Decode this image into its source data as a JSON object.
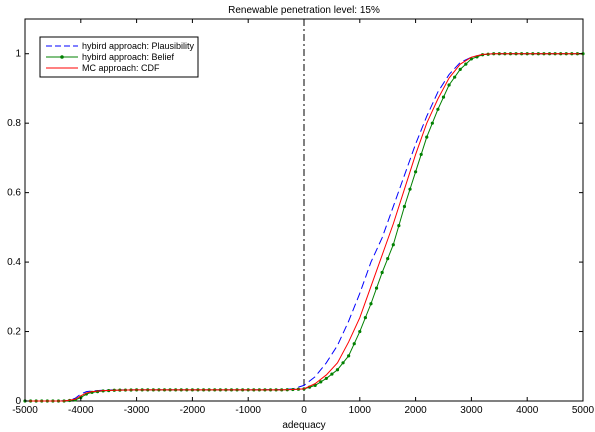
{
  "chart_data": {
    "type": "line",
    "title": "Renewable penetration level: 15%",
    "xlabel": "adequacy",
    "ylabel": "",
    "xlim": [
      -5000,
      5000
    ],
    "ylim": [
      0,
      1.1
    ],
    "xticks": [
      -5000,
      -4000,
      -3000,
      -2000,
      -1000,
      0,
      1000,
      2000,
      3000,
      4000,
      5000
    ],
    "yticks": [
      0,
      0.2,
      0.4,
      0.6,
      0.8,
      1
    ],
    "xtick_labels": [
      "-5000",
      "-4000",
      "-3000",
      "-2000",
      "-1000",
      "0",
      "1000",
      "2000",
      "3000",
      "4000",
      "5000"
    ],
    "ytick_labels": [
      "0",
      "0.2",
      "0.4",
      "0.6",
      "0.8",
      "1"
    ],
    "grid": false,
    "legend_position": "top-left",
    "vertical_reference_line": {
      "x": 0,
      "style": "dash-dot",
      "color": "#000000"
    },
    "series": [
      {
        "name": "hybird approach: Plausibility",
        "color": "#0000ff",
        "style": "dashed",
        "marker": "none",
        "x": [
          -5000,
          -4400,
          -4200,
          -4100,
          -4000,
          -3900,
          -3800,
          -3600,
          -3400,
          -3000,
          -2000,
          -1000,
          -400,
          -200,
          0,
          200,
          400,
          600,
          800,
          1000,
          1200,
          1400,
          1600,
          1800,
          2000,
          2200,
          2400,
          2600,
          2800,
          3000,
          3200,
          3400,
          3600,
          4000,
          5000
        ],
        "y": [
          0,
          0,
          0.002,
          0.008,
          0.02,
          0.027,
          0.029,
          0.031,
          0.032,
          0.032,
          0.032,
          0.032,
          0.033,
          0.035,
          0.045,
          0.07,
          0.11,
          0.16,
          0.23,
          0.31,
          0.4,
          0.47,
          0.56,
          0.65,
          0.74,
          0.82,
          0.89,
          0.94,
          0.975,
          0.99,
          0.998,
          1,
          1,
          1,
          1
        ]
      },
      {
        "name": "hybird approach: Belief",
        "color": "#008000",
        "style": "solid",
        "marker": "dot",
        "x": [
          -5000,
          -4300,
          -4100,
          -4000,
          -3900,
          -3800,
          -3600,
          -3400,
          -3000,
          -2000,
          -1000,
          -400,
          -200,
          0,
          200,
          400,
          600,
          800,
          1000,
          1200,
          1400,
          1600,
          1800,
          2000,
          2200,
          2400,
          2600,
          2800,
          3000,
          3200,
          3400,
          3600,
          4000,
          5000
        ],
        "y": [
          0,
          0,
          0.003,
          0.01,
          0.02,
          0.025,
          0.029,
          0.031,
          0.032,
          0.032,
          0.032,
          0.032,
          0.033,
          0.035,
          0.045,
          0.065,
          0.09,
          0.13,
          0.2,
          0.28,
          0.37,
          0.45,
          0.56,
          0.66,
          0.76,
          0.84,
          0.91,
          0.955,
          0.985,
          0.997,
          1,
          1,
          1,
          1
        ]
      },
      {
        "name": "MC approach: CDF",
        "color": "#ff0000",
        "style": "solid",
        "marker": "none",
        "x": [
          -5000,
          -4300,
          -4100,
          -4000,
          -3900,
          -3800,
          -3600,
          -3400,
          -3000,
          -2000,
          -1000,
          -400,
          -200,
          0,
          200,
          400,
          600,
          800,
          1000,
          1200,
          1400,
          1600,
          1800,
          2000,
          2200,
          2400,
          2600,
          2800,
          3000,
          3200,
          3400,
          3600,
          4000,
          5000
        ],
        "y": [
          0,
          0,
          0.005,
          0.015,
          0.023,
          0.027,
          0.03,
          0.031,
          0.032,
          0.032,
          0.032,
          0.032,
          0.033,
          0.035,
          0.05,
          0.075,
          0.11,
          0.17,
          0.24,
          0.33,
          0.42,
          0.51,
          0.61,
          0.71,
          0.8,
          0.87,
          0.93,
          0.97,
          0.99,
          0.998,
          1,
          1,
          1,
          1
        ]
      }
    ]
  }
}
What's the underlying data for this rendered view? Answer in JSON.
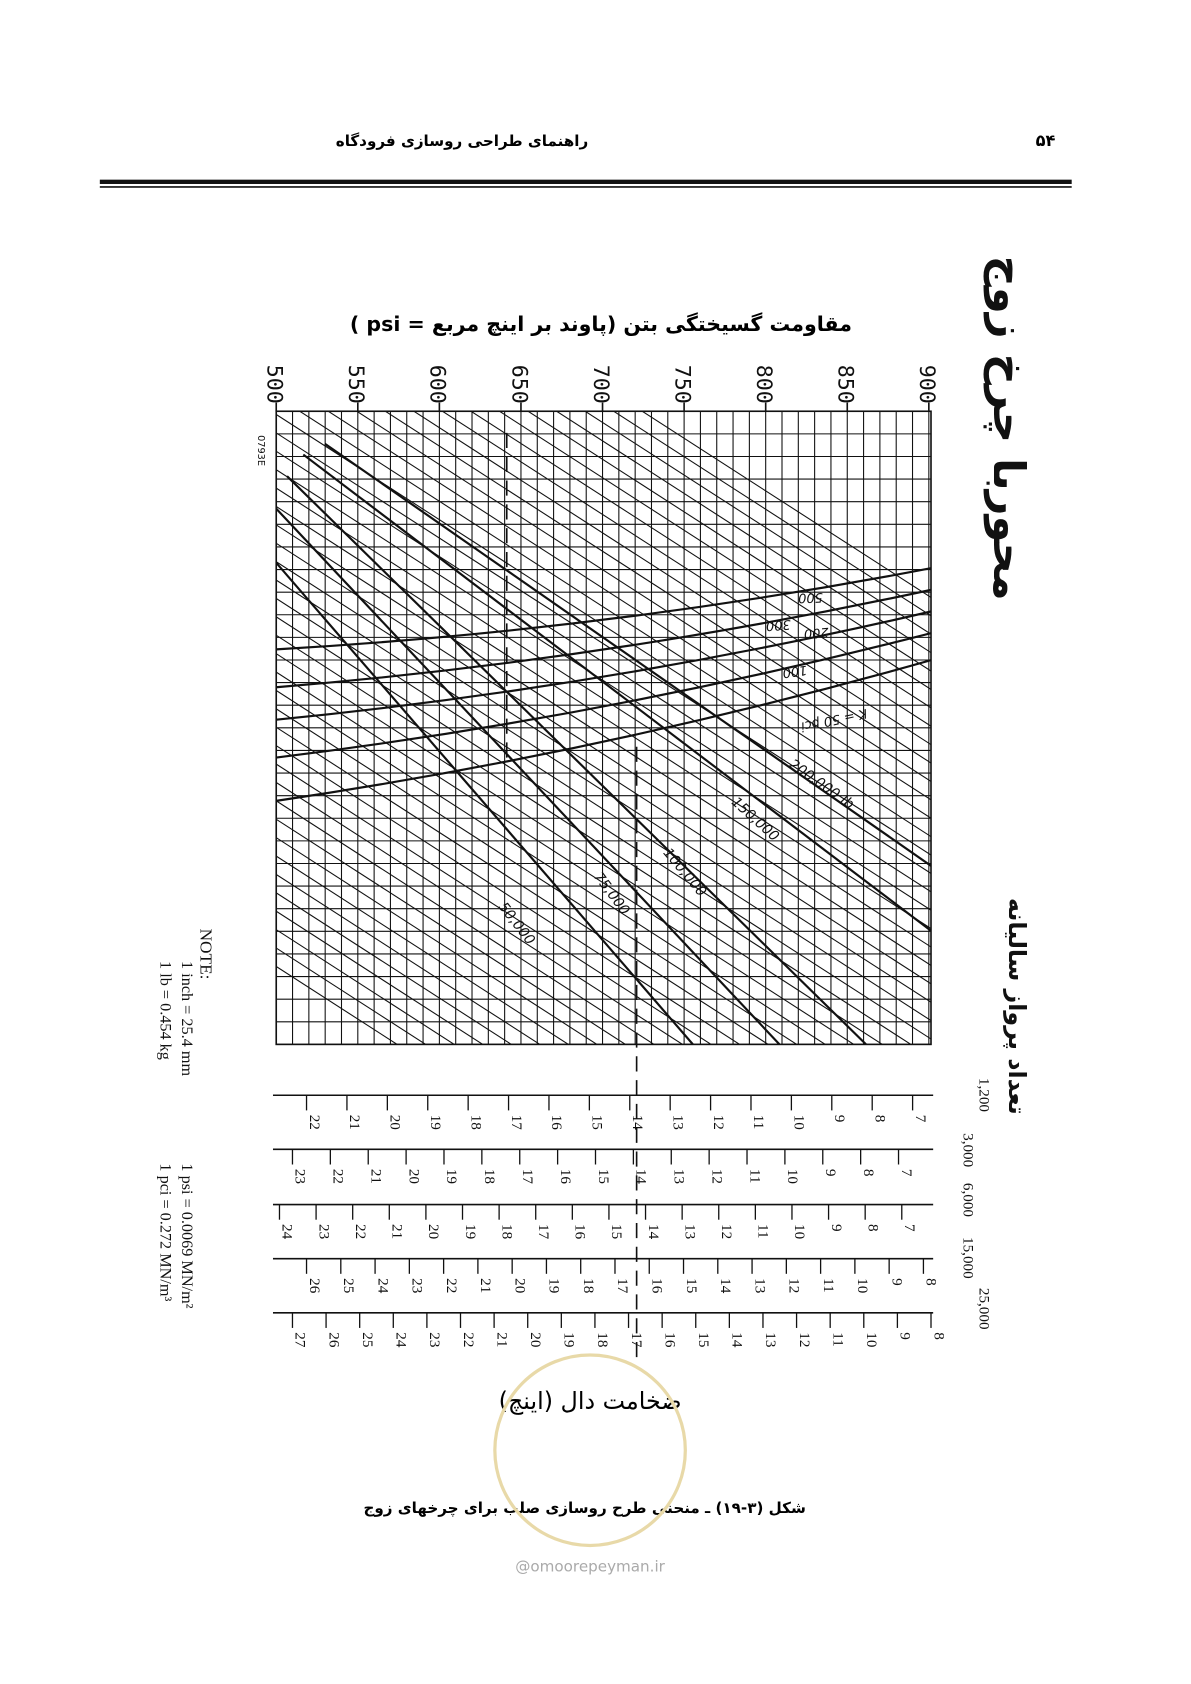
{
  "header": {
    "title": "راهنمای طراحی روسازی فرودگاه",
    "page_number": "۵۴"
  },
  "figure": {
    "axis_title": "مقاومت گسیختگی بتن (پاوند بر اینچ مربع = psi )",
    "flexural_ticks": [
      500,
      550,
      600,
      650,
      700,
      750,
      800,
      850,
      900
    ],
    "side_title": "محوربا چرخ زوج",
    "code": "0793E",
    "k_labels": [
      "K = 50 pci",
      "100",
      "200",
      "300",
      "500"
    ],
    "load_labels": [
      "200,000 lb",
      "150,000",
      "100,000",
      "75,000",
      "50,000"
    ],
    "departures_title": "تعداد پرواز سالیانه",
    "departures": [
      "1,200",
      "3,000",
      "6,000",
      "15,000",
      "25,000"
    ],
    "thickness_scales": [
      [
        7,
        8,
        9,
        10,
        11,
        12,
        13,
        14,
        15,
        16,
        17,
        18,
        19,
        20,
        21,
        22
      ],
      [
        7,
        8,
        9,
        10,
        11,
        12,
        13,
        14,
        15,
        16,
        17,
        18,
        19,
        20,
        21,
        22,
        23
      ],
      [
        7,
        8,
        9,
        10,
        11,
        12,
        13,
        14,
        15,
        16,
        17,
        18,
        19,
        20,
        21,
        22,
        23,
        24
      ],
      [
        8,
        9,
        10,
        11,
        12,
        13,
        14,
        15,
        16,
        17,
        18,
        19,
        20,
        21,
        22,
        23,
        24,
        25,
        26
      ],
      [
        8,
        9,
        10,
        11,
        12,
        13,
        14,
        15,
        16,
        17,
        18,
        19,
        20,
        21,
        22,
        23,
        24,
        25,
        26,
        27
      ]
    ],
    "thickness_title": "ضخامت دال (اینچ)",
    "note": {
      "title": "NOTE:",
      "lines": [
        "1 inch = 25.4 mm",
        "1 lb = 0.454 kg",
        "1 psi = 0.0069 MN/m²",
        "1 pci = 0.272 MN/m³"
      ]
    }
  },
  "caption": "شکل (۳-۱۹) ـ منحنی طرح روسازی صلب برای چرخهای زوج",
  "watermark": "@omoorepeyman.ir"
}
=-=-=-=-=
Every line should be retyped exactly, with the pictures omitted.

Decode this image into its source data as a JSON object.
{
  "chart_data": {
    "type": "line",
    "title": "Renewable penetration level: 15%",
    "xlabel": "adequacy",
    "ylabel": "",
    "xlim": [
      -5000,
      5000
    ],
    "ylim": [
      0,
      1.1
    ],
    "xticks": [
      -5000,
      -4000,
      -3000,
      -2000,
      -1000,
      0,
      1000,
      2000,
      3000,
      4000,
      5000
    ],
    "yticks": [
      0,
      0.2,
      0.4,
      0.6,
      0.8,
      1
    ],
    "xtick_labels": [
      "-5000",
      "-4000",
      "-3000",
      "-2000",
      "-1000",
      "0",
      "1000",
      "2000",
      "3000",
      "4000",
      "5000"
    ],
    "ytick_labels": [
      "0",
      "0.2",
      "0.4",
      "0.6",
      "0.8",
      "1"
    ],
    "grid": false,
    "legend_position": "top-left",
    "vertical_reference_line": {
      "x": 0,
      "style": "dash-dot",
      "color": "#000000"
    },
    "series": [
      {
        "name": "hybird approach: Plausibility",
        "color": "#0000ff",
        "style": "dashed",
        "marker": "none",
        "x": [
          -5000,
          -4400,
          -4200,
          -4100,
          -4000,
          -3900,
          -3800,
          -3600,
          -3400,
          -3000,
          -2000,
          -1000,
          -400,
          -200,
          0,
          200,
          400,
          600,
          800,
          1000,
          1200,
          1400,
          1600,
          1800,
          2000,
          2200,
          2400,
          2600,
          2800,
          3000,
          3200,
          3400,
          3600,
          4000,
          5000
        ],
        "y": [
          0,
          0,
          0.002,
          0.008,
          0.02,
          0.027,
          0.029,
          0.031,
          0.032,
          0.032,
          0.032,
          0.032,
          0.033,
          0.035,
          0.045,
          0.07,
          0.11,
          0.16,
          0.23,
          0.31,
          0.4,
          0.47,
          0.56,
          0.65,
          0.74,
          0.82,
          0.89,
          0.94,
          0.975,
          0.99,
          0.998,
          1,
          1,
          1,
          1
        ]
      },
      {
        "name": "hybird approach: Belief",
        "color": "#008000",
        "style": "solid",
        "marker": "dot",
        "x": [
          -5000,
          -4300,
          -4100,
          -4000,
          -3900,
          -3800,
          -3600,
          -3400,
          -3000,
          -2000,
          -1000,
          -400,
          -200,
          0,
          200,
          400,
          600,
          800,
          1000,
          1200,
          1400,
          1600,
          1800,
          2000,
          2200,
          2400,
          2600,
          2800,
          3000,
          3200,
          3400,
          3600,
          4000,
          5000
        ],
        "y": [
          0,
          0,
          0.003,
          0.01,
          0.02,
          0.025,
          0.029,
          0.031,
          0.032,
          0.032,
          0.032,
          0.032,
          0.033,
          0.035,
          0.045,
          0.065,
          0.09,
          0.13,
          0.2,
          0.28,
          0.37,
          0.45,
          0.56,
          0.66,
          0.76,
          0.84,
          0.91,
          0.955,
          0.985,
          0.997,
          1,
          1,
          1,
          1
        ]
      },
      {
        "name": "MC approach: CDF",
        "color": "#ff0000",
        "style": "solid",
        "marker": "none",
        "x": [
          -5000,
          -4300,
          -4100,
          -4000,
          -3900,
          -3800,
          -3600,
          -3400,
          -3000,
          -2000,
          -1000,
          -400,
          -200,
          0,
          200,
          400,
          600,
          800,
          1000,
          1200,
          1400,
          1600,
          1800,
          2000,
          2200,
          2400,
          2600,
          2800,
          3000,
          3200,
          3400,
          3600,
          4000,
          5000
        ],
        "y": [
          0,
          0,
          0.005,
          0.015,
          0.023,
          0.027,
          0.03,
          0.031,
          0.032,
          0.032,
          0.032,
          0.032,
          0.033,
          0.035,
          0.05,
          0.075,
          0.11,
          0.17,
          0.24,
          0.33,
          0.42,
          0.51,
          0.61,
          0.71,
          0.8,
          0.87,
          0.93,
          0.97,
          0.99,
          0.998,
          1,
          1,
          1,
          1
        ]
      }
    ]
  }
}
What's the underlying data for this rendered view? Answer in JSON.
{
  "header": {
    "title": "راهنمای طراحی روسازی فرودگاه",
    "page_number": "۵۴"
  },
  "figure": {
    "axis_title": "مقاومت گسیختگی بتن (پاوند بر اینچ مربع = psi )",
    "flexural_ticks": [
      500,
      550,
      600,
      650,
      700,
      750,
      800,
      850,
      900
    ],
    "side_title": "محوربا چرخ زوج",
    "code": "0793E",
    "k_labels": [
      "K = 50 pci",
      "100",
      "200",
      "300",
      "500"
    ],
    "load_labels": [
      "200,000 lb",
      "150,000",
      "100,000",
      "75,000",
      "50,000"
    ],
    "departures_title": "تعداد پرواز سالیانه",
    "departures": [
      "1,200",
      "3,000",
      "6,000",
      "15,000",
      "25,000"
    ],
    "thickness_scales": [
      [
        7,
        8,
        9,
        10,
        11,
        12,
        13,
        14,
        15,
        16,
        17,
        18,
        19,
        20,
        21,
        22
      ],
      [
        7,
        8,
        9,
        10,
        11,
        12,
        13,
        14,
        15,
        16,
        17,
        18,
        19,
        20,
        21,
        22,
        23
      ],
      [
        7,
        8,
        9,
        10,
        11,
        12,
        13,
        14,
        15,
        16,
        17,
        18,
        19,
        20,
        21,
        22,
        23,
        24
      ],
      [
        8,
        9,
        10,
        11,
        12,
        13,
        14,
        15,
        16,
        17,
        18,
        19,
        20,
        21,
        22,
        23,
        24,
        25,
        26
      ],
      [
        8,
        9,
        10,
        11,
        12,
        13,
        14,
        15,
        16,
        17,
        18,
        19,
        20,
        21,
        22,
        23,
        24,
        25,
        26,
        27
      ]
    ],
    "thickness_title": "ضخامت دال (اینچ)",
    "note": {
      "title": "NOTE:",
      "lines": [
        "1 inch = 25.4 mm",
        "1 lb = 0.454 kg",
        "1 psi = 0.0069 MN/m²",
        "1 pci = 0.272 MN/m³"
      ]
    }
  },
  "caption": "شکل (۳-۱۹) ـ منحنی طرح روسازی صلب برای چرخهای زوج",
  "watermark": "@omoorepeyman.ir"
}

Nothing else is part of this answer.